Explore the material:
1: According to the WakeupCall server text, which audio codec does the application support?
2: Extract the passage of the WakeupCall server text starting with "WakeupCall server using" and going on through "to use resiprocate.".

Text block:
□ □ □

Now, notice how we used "lock" before using cmpxchg? This is because we want the CPU to lock the bus before doing the operation so that no other CPU will interfere with that memory location.



WakeupCall server using resiprocateLast edited on Jun 14, 2012

This is my first project I did with the resiprocate SIP stack. There's a lot of things left to do in this project but I wanted to post the code here right away in case someone needs more example on how to use resiprocate.

Dependencies and limitations

I chose to use resiprocate as the SIP stack and ortp as the RTP stack and libxml2 and the XML parser. The application only supports G.711 uLaw. The application only supports SIP info for receiving DTMF (inband and RFC2833 not supported).

Resiprocate

Resiprocate provides a Dialog Usage Manager (DUM). This engine is very useful for applications that don't want to deal with low level SIP messages. The DUM allows you to receive events such as onOffered, onAnswer, onTerminated (plus many more) by the use of an observer pattern. Using a class called AppDialogSet, it is possible to represent a "call" or a "dialog" and let the DUM manage it. For example, you could override the AppDialogSetFactory with your own CallFactory that would create "Call" objects derived from AppDialogSet. When receiving an event such as onOffered, the DUM will already have created a AppDialogSet with your factory class and you can then cast this AppDialogSet with your "Call". This is a good way to receive a "Call" reference on every events you get. And the beauty of this is that you never need to delete it becausr the DUM will take care of it. More information is available on the resiprocate website.

□ □ □

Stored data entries
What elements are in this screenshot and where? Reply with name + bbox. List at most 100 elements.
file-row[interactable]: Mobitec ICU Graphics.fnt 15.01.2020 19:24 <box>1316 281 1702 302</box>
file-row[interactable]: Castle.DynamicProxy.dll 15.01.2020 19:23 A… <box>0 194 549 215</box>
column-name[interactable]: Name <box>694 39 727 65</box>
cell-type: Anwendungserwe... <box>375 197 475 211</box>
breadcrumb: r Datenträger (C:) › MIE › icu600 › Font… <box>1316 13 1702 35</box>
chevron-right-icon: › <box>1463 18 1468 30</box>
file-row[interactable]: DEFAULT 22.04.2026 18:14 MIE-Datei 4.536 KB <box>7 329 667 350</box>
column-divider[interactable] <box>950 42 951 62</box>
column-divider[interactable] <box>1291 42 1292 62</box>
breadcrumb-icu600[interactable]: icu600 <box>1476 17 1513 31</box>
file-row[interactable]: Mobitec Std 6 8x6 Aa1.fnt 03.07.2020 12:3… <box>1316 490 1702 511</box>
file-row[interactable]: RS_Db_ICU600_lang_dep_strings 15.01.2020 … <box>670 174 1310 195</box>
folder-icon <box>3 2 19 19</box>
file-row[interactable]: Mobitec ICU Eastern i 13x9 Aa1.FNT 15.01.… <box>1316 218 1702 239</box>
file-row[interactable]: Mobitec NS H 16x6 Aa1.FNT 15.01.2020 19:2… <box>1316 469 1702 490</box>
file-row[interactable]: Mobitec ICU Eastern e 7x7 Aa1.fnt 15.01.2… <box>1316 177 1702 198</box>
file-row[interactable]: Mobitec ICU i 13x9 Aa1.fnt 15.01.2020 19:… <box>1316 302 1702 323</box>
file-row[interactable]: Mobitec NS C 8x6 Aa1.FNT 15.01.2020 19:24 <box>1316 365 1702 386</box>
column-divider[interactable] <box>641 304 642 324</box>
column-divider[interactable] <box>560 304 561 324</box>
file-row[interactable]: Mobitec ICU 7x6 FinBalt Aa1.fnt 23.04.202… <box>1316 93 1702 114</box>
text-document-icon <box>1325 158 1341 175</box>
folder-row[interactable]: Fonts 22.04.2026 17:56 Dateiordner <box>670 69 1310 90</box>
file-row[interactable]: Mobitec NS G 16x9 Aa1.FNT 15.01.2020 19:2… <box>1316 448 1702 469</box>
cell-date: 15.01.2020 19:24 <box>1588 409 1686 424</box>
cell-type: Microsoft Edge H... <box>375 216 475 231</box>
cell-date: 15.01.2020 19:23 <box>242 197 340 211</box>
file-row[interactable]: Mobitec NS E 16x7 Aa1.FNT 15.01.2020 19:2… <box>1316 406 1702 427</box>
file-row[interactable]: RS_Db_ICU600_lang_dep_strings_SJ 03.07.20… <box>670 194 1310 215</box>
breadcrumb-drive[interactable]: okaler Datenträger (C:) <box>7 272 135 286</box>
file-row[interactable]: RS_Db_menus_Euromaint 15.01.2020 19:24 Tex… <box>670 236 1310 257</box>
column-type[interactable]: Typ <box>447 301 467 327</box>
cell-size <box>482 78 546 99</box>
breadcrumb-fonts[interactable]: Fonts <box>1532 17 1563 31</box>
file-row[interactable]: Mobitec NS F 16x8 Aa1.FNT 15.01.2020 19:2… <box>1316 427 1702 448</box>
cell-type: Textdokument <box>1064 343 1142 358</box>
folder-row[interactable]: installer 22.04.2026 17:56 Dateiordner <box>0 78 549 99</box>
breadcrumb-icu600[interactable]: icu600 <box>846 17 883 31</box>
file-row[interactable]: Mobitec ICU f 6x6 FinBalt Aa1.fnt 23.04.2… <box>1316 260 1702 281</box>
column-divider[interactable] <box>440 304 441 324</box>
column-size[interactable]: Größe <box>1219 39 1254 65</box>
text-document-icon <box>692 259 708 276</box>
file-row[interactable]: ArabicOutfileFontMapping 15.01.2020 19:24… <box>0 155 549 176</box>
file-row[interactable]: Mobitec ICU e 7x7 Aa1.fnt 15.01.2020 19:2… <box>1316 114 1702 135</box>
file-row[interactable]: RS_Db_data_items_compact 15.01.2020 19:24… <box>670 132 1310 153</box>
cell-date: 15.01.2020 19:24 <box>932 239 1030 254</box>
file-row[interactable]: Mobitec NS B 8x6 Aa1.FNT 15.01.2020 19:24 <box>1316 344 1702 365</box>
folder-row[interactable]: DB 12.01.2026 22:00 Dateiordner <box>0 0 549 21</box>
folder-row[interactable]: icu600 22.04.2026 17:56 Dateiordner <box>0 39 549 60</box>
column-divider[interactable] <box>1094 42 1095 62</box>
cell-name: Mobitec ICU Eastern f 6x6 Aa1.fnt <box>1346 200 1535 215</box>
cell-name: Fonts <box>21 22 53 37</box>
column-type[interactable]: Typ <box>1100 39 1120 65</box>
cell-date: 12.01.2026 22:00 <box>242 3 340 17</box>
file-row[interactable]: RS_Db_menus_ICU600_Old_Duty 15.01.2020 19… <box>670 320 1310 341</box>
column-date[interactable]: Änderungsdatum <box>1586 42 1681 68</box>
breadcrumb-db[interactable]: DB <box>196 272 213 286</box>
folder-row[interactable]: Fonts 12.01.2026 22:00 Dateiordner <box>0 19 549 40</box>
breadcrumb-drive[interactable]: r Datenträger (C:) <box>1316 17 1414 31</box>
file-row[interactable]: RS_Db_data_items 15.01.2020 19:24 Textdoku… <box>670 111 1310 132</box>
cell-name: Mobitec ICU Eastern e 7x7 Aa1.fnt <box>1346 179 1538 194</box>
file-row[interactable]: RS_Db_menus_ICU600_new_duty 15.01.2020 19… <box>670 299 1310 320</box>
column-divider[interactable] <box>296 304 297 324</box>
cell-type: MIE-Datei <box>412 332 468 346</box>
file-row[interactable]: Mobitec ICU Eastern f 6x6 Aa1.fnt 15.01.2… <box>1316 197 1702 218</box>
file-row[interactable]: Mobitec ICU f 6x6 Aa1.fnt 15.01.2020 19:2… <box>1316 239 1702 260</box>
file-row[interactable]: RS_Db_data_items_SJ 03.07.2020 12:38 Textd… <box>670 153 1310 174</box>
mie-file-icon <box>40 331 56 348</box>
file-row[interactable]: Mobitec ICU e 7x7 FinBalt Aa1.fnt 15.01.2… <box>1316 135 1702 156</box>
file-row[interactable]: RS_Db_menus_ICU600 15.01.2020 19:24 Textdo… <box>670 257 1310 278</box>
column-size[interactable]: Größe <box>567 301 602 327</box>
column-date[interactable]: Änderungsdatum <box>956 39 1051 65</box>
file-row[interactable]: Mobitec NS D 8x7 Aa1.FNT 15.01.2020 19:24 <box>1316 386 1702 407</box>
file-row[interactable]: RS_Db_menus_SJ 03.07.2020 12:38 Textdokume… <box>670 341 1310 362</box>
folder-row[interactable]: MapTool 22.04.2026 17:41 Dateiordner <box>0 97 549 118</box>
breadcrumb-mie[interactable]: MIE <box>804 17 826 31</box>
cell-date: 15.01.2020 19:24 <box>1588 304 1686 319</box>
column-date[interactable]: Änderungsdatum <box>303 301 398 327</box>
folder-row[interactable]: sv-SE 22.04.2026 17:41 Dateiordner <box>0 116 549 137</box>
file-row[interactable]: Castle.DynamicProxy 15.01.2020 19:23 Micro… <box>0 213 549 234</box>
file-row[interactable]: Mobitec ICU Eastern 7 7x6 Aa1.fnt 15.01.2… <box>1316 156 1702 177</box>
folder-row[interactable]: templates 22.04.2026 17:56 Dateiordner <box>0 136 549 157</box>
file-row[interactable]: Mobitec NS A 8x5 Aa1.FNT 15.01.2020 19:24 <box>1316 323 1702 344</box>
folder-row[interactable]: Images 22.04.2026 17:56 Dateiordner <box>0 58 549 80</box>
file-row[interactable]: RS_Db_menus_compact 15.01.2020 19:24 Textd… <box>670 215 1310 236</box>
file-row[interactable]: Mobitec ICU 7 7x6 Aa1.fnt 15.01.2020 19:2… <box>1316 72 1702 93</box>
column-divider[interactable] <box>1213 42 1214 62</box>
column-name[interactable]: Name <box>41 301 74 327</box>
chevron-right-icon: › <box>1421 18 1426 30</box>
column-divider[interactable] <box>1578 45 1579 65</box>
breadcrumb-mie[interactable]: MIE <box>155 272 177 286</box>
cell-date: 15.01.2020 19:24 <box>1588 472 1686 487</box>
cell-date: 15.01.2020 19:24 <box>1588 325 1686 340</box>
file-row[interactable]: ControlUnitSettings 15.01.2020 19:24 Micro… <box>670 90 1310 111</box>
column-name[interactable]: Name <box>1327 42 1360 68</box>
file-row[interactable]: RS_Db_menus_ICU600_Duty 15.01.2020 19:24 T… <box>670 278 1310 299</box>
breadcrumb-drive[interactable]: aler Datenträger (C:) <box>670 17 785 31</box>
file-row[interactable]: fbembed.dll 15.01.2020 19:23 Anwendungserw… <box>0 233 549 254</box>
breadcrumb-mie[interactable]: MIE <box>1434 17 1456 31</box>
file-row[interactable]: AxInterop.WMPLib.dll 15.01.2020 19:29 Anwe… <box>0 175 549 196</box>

□ □ □

Answers to the tasks:
1: G.711 uLaw.

2:
WakeupCall server using resiprocateLast edited on Jun 14, 2012

This is my first project I did with the resiprocate SIP stack. There's a lot of things left to do in this project but I wanted to post the code here right away in case someone needs more example on how to use resiprocate.